▶ [Texto fornecido]
- - - - -
A dupla vitória do ator e do filme no New York Film Critics Circle não é apenas simbólica. A associação, fundada em 1935, é considerada um dos termômetros mais confiáveis da temporada de premiações americana, ao lado dos círculos de críticos de Los Angeles e Atlanta. A coincidência animou fãs e especialistas, já que no ano passado o prêmio foi para Adrien Brody pelo filme O Brutalista, que também levou o Oscar de Melhor Ator meses depois. Embora as escolhas do grupo nem sempre antecipem os vencedores do Oscar com precisão absoluta, elas costumam ampliar significativamente a visibilidade dos premiados e influenciar as estratégias de campanha dos estúdios.
Assista ao trailer de O Agente Secreto:
Brasil soma quatro conquistas na categoria internacional
Esta é a quarta vez que o Brasil conquista a categoria de Melhor Filme Internacional no New York Film Critics Circle, sendo a segunda vitória pessoal de Kleber Mendonça Filho, que já havia vencido com Bacurau em 2020. Antes disso, o país havia sido reconhecido com Pixote em 1981 e Cidade de Deus em 2003, dois marcos incontestáveis do cinema nacional que também ecoaram na temporada do Oscar.
O Agente Secreto ambienta-se no Brasil de 1977, durante a ditadura militar, e acompanha a trajetória de Marcelo, um professor de tecnologia que deixa São Paulo e vai para Recife em busca de um recomeço longe de um passado violento e misterioso. Chegando na cidade durante o Carnaval, ele logo percebe que atraiu para si exatamente o caos do qual tentava fugir, enquanto descobre estar sendo vigiado por vizinhos e pelas forças de repressão do regime. A narrativa mescla elementos de thriller político, suspense e drama, explorando temas como memória, trauma, vigilância estatal e a manipulação da verdade em períodos autoritários.
- - - - -
▶ [Enunciado da tarefa] Reproduza, sem alterações, tudo o que vai de "Assista ao trailer" até "temporada do Oscar." no texto fornecido. Os registros apresentados a seguir provêm de outra fonte.

(Dados estruturados de análise de páginas)
- - - - -
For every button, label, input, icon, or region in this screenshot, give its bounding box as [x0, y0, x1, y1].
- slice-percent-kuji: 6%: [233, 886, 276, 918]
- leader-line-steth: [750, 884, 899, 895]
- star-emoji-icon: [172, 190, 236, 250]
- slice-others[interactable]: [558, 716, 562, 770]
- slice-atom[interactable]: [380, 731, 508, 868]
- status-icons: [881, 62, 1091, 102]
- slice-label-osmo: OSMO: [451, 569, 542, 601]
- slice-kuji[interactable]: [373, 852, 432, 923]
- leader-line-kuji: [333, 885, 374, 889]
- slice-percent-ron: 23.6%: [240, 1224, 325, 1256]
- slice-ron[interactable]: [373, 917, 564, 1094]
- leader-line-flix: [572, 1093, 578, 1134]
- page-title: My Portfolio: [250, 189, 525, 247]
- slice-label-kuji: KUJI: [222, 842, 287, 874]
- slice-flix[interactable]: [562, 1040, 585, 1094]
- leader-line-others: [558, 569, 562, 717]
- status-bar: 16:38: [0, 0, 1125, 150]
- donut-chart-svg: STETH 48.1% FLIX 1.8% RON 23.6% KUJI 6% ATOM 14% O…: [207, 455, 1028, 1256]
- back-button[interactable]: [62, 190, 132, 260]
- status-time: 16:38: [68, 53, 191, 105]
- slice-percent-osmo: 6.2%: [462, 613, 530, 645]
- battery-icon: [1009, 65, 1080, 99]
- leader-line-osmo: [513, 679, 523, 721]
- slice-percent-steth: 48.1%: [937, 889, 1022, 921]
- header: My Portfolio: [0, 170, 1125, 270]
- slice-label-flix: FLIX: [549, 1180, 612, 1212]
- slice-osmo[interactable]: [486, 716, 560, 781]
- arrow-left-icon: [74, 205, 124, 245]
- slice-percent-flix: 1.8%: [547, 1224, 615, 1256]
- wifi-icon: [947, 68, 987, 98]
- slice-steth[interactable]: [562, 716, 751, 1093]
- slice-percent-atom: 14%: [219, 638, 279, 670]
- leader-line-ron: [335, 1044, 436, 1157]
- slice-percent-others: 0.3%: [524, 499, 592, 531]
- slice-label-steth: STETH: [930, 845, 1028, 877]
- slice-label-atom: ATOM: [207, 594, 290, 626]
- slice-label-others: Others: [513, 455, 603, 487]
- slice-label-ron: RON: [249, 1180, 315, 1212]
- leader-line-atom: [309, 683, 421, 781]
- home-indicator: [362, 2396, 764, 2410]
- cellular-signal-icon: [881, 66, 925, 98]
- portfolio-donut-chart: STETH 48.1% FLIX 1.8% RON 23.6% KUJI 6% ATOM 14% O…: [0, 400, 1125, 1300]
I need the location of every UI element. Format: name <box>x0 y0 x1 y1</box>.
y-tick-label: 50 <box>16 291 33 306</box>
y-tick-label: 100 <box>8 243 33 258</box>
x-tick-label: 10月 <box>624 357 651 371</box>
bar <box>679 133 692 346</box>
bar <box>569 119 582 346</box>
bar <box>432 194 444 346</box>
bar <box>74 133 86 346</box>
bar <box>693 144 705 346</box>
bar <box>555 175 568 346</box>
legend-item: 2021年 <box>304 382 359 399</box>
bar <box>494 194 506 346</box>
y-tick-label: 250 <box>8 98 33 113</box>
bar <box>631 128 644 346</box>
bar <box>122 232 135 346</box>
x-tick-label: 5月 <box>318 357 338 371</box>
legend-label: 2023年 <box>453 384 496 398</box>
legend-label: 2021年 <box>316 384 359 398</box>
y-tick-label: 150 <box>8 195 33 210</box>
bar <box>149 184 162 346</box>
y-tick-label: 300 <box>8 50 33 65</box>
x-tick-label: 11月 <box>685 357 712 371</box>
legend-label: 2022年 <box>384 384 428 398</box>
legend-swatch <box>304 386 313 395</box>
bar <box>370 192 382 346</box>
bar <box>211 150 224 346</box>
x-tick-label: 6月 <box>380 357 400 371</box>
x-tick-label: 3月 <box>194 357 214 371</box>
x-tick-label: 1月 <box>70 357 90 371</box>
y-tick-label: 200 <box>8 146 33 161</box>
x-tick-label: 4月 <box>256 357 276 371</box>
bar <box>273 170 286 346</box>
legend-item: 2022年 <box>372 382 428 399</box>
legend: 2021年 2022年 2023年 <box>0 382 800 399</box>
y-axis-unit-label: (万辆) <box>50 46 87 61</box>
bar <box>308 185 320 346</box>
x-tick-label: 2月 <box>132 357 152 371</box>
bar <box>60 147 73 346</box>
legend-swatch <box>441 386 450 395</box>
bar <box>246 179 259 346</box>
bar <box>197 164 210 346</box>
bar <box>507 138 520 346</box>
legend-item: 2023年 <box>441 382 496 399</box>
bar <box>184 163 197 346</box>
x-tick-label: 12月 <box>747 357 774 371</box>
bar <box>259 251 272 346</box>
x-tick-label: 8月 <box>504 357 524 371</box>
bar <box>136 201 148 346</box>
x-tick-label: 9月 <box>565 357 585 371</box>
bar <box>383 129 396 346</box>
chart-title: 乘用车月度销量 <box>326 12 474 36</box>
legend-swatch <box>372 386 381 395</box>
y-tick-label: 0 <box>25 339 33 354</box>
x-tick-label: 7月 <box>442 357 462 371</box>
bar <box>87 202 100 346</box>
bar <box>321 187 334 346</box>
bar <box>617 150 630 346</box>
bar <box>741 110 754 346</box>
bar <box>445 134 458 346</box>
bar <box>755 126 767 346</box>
- - - - -
▶ [Resolução da tarefa]
Assista ao trailer de O Agente Secreto:
Brasil soma quatro conquistas na categoria internacional
Esta é a quarta vez que o Brasil conquista a categoria de Melhor Filme Internacional no New York Film Critics Circle, sendo a segunda vitória pessoal de Kleber Mendonça Filho, que já havia vencido com Bacurau em 2020. Antes disso, o país havia sido reconhecido com Pixote em 1981 e Cidade de Deus em 2003, dois marcos incontestáveis do cinema nacional que também ecoaram na temporada do Oscar.